__EXERCISE MATERIAL__:

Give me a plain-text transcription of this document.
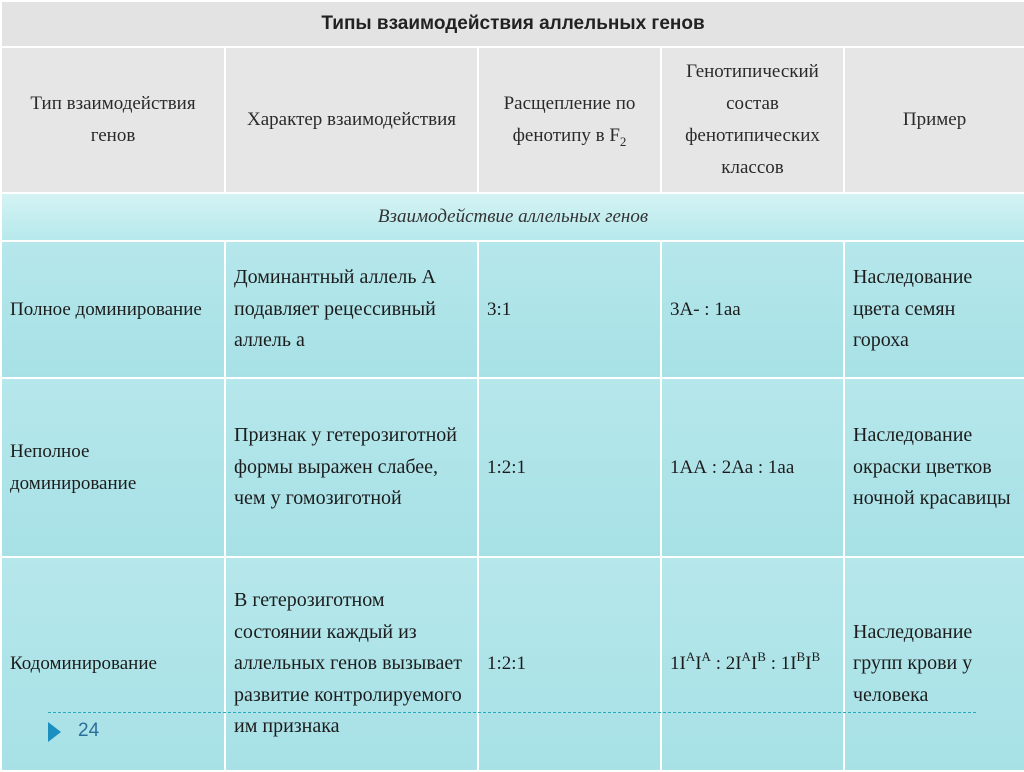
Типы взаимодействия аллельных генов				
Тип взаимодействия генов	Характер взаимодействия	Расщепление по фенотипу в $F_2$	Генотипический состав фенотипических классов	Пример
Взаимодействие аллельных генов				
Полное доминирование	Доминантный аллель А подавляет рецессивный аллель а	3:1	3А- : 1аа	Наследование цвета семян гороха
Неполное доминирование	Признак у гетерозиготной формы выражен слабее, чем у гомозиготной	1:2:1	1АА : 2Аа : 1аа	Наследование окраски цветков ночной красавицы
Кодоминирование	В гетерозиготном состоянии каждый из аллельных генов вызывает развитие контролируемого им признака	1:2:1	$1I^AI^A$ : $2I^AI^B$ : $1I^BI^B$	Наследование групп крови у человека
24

__TASK BRIEF__: From the records above, pull out every line containing the word "Наследование".

__RESULT BELOW__:
Полное доминирование	Доминантный аллель А подавляет рецессивный аллель а	3:1	3А- : 1аа	Наследование цвета семян гороха
Неполное доминирование	Признак у гетерозиготной формы выражен слабее, чем у гомозиготной	1:2:1	1АА : 2Аа : 1аа	Наследование окраски цветков ночной красавицы
Кодоминирование	В гетерозиготном состоянии каждый из аллельных генов вызывает развитие контролируемого им признака	1:2:1	$1I^AI^A$ : $2I^AI^B$ : $1I^BI^B$	Наследование групп крови у человека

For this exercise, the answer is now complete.